Goal of the exercise =>
Work through the data line by line, gathering every line that has the word "Dati".

>> BEGIN

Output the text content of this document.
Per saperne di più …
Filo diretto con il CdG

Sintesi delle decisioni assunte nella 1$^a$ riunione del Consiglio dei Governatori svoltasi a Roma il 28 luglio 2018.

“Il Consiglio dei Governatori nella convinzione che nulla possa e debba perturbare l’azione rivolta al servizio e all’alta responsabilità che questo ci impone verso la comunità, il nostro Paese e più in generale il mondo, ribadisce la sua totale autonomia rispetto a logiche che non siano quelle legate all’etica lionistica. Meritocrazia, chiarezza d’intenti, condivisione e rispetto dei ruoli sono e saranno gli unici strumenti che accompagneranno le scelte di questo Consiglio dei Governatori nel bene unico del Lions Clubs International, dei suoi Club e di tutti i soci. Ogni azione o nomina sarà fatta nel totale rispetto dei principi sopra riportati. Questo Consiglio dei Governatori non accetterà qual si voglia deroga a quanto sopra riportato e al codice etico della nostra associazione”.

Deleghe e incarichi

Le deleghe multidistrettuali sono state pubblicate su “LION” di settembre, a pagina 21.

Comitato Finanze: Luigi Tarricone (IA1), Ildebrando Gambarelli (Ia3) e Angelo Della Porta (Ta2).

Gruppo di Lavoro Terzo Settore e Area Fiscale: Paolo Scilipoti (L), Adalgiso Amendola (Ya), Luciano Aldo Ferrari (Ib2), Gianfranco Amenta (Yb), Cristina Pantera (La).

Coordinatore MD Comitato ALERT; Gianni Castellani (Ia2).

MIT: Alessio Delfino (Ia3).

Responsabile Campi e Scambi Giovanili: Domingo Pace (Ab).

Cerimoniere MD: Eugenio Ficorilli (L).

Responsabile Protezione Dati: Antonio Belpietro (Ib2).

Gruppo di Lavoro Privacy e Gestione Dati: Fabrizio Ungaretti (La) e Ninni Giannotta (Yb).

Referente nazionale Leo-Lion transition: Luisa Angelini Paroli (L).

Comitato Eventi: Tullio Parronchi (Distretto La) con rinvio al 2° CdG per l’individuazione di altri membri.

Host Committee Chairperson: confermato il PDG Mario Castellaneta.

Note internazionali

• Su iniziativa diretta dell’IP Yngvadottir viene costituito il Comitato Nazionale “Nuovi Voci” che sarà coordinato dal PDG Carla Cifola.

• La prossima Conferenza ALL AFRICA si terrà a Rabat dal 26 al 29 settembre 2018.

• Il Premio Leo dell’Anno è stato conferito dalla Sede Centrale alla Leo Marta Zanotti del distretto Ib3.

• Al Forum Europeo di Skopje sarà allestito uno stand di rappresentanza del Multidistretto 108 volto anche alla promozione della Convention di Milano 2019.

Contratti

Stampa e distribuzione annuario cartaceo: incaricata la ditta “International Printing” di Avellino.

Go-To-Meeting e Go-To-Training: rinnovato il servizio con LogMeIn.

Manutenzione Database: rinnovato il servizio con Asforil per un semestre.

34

>> END

Worked solution =>
Responsabile Protezione Dati: Antonio Belpietro (Ib2).
Gruppo di Lavoro Privacy e Gestione Dati: Fabrizio Ungaretti (La) e Ninni Giannotta (Yb).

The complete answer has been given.